§ **Task details**
Show all lines holding the string "mean".

§ **Data for this task**
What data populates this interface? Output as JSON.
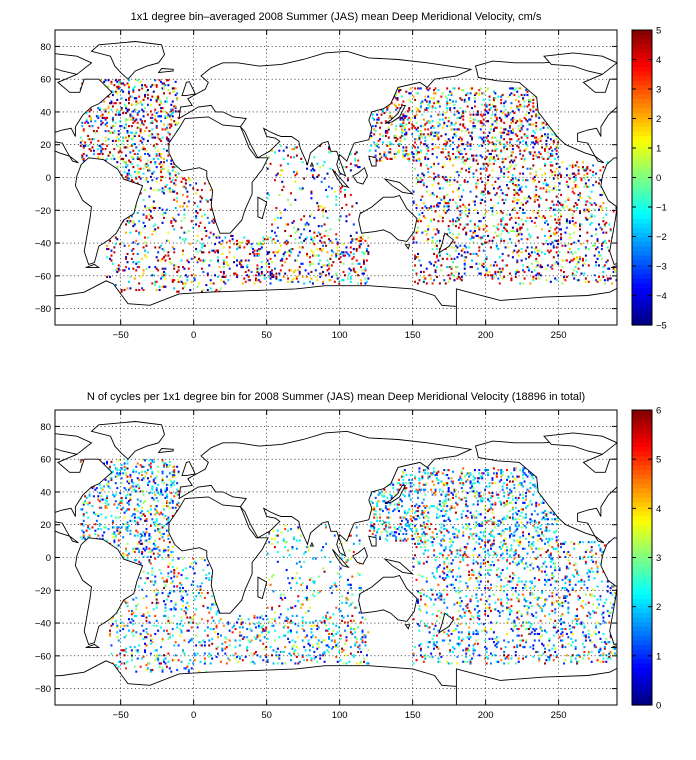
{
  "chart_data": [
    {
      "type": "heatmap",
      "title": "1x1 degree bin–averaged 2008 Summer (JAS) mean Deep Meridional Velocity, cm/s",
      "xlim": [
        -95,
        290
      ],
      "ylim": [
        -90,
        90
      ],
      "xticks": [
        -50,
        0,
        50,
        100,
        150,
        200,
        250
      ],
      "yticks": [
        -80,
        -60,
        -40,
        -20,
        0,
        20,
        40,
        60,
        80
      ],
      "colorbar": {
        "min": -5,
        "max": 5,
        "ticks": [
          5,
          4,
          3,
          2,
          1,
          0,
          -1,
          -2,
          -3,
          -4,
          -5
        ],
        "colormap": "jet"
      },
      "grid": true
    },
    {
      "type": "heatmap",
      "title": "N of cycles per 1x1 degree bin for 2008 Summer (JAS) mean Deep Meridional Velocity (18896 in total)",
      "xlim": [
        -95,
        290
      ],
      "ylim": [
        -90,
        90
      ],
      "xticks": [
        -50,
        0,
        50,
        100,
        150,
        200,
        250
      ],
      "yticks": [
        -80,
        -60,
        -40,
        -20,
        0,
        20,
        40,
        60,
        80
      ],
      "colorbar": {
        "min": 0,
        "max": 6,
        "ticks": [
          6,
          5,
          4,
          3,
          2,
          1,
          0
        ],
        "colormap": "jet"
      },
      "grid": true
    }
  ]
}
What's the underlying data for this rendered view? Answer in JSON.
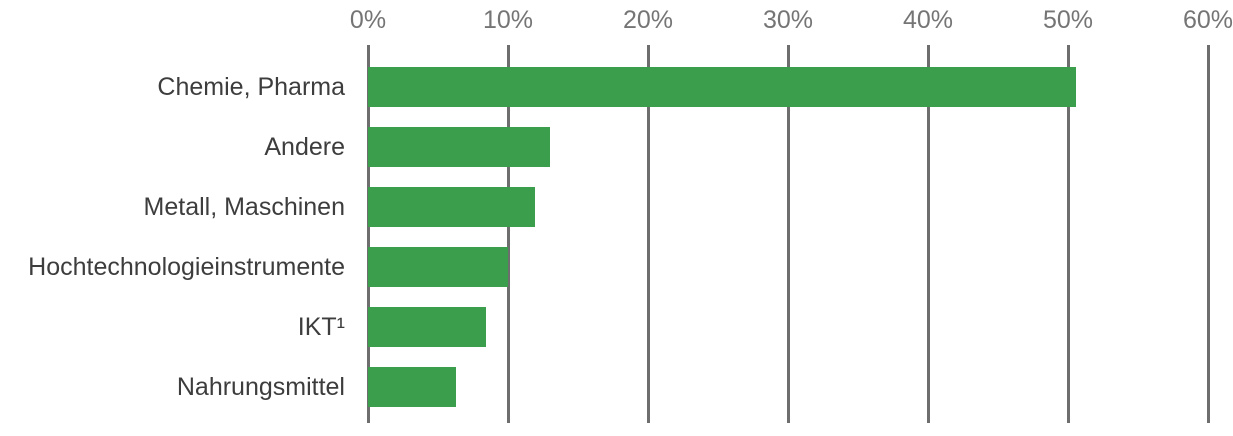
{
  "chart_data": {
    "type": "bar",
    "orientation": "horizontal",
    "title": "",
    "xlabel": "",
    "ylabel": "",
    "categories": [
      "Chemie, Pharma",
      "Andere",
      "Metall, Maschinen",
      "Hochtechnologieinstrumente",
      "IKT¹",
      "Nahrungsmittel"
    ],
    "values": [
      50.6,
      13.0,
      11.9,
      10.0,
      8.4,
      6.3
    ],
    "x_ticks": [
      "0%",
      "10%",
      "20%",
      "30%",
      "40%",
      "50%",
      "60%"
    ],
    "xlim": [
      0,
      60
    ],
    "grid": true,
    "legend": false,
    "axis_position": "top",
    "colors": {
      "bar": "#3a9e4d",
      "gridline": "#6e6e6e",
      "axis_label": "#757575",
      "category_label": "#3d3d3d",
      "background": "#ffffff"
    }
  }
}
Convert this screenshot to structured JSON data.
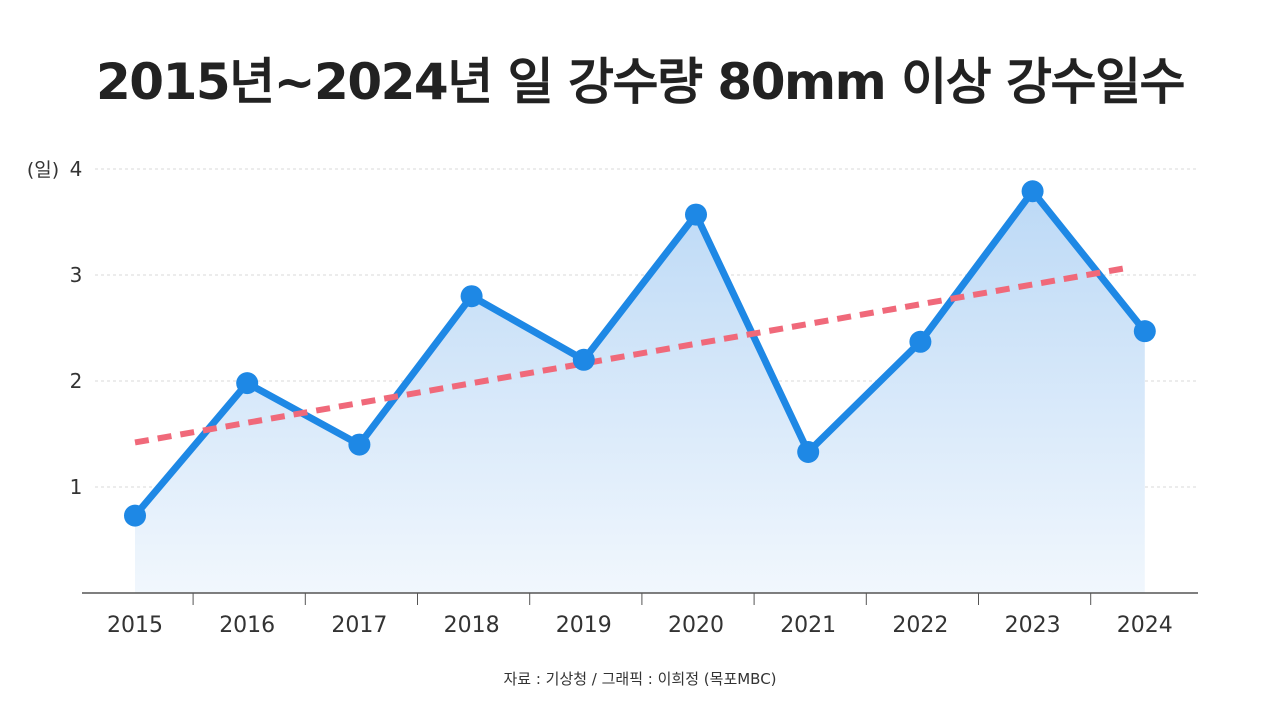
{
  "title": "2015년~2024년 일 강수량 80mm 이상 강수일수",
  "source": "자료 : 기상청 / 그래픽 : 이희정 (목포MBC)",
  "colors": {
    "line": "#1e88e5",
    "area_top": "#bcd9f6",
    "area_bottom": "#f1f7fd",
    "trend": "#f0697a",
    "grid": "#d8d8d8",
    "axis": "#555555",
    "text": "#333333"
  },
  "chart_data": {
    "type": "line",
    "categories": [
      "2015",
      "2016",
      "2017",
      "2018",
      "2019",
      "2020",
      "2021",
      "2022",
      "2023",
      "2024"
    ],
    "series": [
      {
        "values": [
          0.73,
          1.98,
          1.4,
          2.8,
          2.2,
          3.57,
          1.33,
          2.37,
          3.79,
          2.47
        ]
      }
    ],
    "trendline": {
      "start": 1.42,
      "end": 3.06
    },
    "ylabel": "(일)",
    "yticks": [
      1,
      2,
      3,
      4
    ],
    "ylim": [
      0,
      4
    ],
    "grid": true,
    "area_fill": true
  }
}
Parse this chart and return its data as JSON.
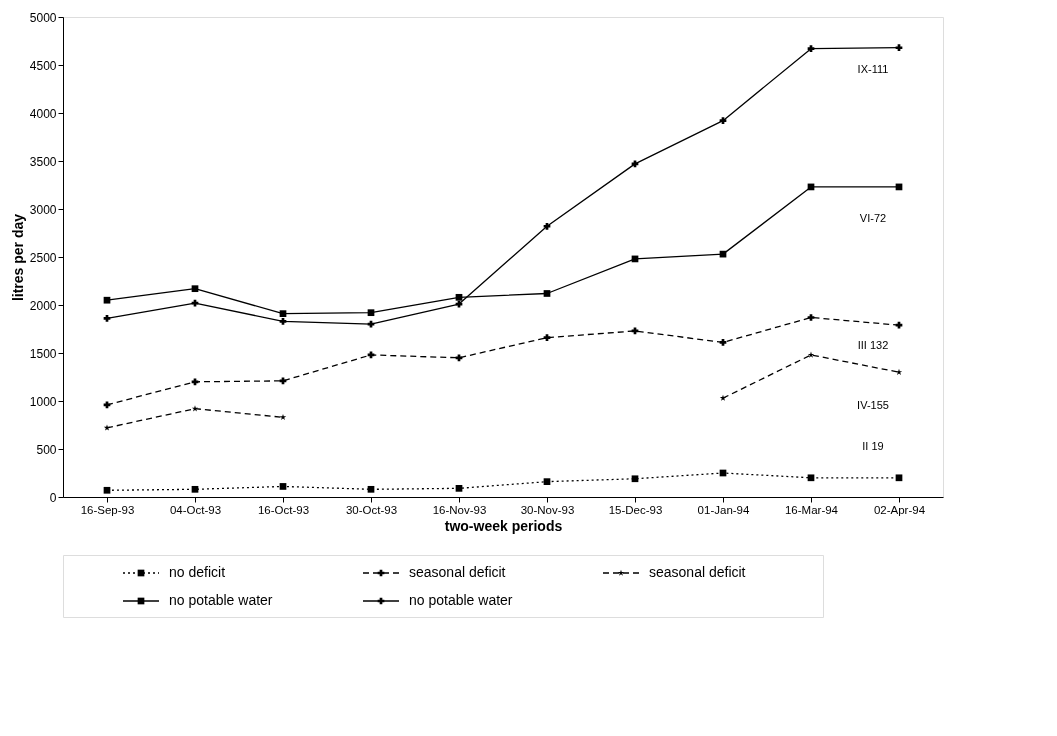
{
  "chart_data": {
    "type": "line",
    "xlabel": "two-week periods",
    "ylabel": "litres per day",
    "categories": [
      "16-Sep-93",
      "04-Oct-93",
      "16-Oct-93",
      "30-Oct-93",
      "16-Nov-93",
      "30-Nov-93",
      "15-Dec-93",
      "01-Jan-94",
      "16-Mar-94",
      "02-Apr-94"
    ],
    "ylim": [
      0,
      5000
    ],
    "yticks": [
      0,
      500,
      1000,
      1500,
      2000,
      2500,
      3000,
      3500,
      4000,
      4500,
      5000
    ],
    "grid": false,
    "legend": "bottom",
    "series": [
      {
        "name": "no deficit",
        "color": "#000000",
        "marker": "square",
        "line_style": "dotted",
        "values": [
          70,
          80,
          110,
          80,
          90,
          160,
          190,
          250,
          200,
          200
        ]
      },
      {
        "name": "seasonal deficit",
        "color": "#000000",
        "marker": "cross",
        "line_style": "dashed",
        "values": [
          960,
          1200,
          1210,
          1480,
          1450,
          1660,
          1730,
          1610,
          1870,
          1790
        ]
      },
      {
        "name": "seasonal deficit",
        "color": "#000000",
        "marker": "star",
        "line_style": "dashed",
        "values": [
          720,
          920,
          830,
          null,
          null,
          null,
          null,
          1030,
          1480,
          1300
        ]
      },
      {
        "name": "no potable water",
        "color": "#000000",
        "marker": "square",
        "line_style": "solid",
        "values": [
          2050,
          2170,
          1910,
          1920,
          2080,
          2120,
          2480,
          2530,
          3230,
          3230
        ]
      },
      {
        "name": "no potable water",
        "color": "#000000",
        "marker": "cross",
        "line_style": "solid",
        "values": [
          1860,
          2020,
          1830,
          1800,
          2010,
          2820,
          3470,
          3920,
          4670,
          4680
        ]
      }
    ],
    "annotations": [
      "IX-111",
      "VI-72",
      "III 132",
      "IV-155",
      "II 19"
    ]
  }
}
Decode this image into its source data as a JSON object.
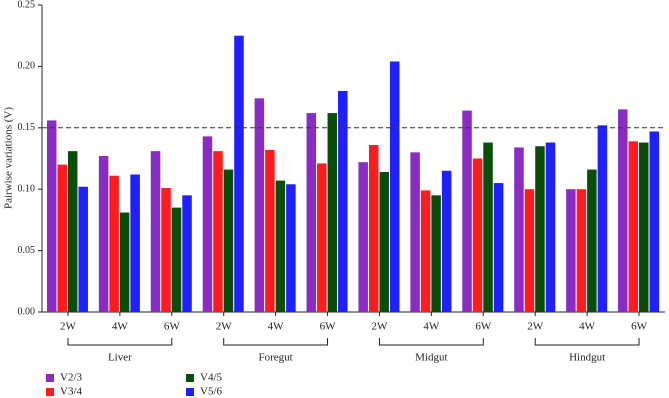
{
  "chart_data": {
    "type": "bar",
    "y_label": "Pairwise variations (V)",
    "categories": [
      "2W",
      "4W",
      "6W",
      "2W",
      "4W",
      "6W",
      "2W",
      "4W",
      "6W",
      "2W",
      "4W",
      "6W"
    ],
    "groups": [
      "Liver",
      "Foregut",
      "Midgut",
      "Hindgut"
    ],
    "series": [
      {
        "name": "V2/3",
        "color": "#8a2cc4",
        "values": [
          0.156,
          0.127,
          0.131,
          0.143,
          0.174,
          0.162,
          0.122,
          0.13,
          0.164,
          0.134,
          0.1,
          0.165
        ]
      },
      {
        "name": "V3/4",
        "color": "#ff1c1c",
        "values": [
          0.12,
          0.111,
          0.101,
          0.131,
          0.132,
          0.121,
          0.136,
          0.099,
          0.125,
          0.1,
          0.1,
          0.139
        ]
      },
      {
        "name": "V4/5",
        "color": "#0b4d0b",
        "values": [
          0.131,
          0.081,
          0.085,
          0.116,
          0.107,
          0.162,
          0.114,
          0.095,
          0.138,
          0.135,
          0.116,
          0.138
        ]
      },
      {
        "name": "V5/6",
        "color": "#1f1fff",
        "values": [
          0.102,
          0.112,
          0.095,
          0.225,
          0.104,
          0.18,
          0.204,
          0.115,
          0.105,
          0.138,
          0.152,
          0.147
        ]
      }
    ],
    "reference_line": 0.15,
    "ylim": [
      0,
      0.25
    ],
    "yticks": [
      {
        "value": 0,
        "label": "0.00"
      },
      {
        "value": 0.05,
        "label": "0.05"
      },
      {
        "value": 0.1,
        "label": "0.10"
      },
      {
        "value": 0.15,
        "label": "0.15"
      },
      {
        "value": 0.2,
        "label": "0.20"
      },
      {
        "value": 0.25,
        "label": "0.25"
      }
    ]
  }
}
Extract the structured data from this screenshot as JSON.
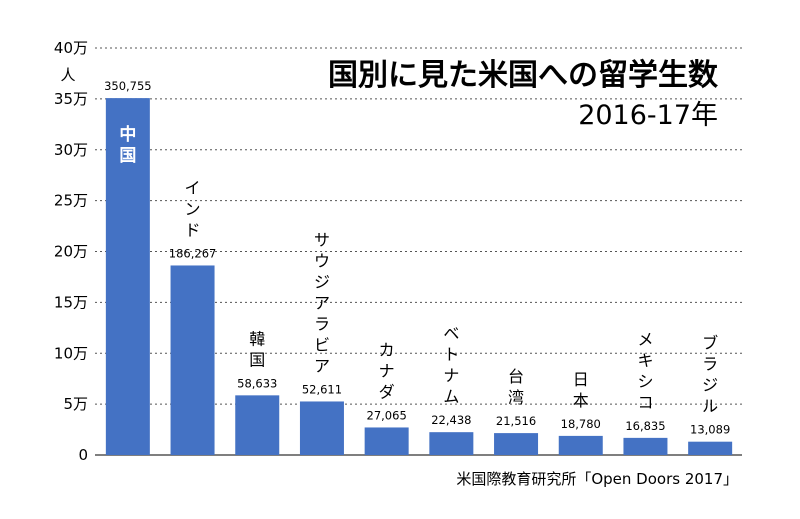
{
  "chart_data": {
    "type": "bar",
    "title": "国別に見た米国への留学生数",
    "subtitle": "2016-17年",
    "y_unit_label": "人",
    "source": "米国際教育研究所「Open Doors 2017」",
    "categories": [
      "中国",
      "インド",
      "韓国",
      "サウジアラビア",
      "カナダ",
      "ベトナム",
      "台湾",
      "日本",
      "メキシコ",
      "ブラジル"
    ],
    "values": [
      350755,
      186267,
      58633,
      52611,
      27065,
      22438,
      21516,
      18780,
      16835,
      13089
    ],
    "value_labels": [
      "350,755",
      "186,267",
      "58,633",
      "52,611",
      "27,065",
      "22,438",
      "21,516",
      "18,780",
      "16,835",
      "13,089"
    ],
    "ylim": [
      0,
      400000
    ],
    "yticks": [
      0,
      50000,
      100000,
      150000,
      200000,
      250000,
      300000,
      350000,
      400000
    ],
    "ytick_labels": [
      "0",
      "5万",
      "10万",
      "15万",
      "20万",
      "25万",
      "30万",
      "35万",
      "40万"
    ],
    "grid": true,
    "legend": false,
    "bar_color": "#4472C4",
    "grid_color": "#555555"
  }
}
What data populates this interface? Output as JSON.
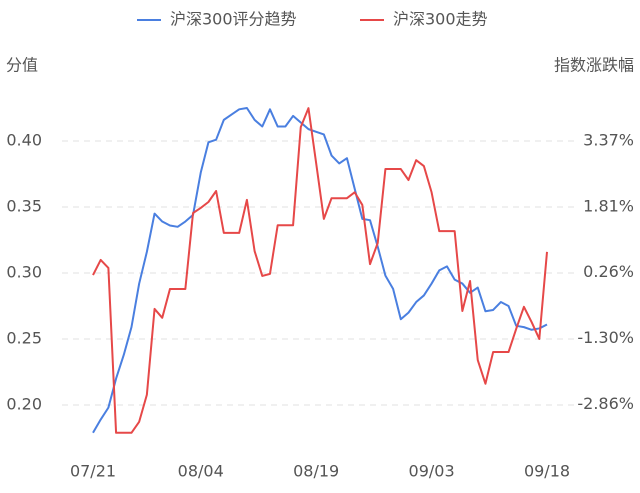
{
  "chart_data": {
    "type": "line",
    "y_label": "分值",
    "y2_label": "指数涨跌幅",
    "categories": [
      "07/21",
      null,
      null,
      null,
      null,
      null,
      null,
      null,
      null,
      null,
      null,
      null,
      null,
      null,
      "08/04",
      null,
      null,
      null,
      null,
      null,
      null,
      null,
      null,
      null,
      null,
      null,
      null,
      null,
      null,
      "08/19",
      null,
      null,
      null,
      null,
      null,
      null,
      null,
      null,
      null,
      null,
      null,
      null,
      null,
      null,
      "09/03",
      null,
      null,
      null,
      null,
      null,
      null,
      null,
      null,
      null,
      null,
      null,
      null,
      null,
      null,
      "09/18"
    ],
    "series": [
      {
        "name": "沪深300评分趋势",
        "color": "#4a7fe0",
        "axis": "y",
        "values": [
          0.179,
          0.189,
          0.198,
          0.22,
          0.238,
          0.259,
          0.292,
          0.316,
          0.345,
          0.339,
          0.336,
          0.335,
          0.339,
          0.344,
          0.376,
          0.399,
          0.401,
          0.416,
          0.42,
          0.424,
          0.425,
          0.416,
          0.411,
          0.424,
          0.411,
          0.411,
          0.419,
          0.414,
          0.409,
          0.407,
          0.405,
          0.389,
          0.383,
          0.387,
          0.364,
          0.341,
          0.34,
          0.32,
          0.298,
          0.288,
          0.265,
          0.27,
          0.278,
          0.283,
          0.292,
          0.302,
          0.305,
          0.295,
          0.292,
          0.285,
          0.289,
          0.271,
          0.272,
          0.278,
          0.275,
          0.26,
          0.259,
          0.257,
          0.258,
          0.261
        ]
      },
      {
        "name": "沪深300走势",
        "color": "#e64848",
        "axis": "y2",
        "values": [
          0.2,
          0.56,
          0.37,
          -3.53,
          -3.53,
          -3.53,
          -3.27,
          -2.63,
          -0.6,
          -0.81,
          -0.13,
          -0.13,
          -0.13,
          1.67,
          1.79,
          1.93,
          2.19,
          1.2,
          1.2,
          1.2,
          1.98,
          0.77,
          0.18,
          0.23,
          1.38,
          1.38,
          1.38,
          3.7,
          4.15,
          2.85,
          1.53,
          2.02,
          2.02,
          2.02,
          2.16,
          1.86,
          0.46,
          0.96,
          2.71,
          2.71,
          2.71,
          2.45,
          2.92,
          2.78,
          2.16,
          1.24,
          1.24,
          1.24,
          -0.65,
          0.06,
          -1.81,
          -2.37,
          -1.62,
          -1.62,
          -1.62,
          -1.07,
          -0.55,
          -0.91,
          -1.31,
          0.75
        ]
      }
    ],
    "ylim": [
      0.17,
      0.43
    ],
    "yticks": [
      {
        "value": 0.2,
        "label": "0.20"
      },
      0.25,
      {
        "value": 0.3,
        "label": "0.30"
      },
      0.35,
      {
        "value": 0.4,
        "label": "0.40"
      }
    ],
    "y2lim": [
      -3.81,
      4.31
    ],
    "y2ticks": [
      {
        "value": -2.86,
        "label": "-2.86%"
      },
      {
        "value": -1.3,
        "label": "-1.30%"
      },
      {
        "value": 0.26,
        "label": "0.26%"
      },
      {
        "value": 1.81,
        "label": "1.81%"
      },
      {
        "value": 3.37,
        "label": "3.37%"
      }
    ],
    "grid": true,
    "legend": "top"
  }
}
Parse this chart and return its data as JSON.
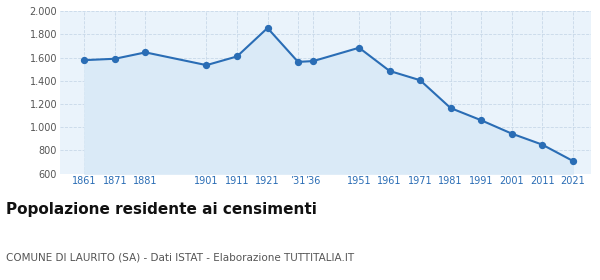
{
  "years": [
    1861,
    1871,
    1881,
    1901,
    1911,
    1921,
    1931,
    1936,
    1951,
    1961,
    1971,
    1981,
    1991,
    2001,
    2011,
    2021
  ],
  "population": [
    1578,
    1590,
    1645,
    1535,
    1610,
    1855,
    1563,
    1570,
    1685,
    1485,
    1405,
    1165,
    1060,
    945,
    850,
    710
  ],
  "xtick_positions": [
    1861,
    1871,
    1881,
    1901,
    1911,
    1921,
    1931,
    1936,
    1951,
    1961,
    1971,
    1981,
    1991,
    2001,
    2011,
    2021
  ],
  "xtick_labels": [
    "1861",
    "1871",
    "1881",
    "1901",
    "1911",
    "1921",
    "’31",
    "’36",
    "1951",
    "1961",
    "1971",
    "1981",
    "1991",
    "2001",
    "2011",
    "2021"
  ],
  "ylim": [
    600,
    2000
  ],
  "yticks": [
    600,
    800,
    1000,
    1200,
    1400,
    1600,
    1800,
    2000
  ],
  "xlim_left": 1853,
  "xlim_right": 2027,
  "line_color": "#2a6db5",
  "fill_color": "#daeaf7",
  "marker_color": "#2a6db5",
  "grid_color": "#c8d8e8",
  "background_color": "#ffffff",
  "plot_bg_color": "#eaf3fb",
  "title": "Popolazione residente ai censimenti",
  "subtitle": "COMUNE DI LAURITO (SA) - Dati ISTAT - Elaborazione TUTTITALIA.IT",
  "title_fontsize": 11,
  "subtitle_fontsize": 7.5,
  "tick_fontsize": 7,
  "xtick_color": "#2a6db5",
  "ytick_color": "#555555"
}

§ **Result**
      "title": "1x1 degree bin–averaged 2008 Summer (JAS) mean Deep Meridional Velocity, cm/s",
      "title": "N of cycles per 1x1 degree bin for 2008 Summer (JAS) mean Deep Meridional Velocity (18896 in total)",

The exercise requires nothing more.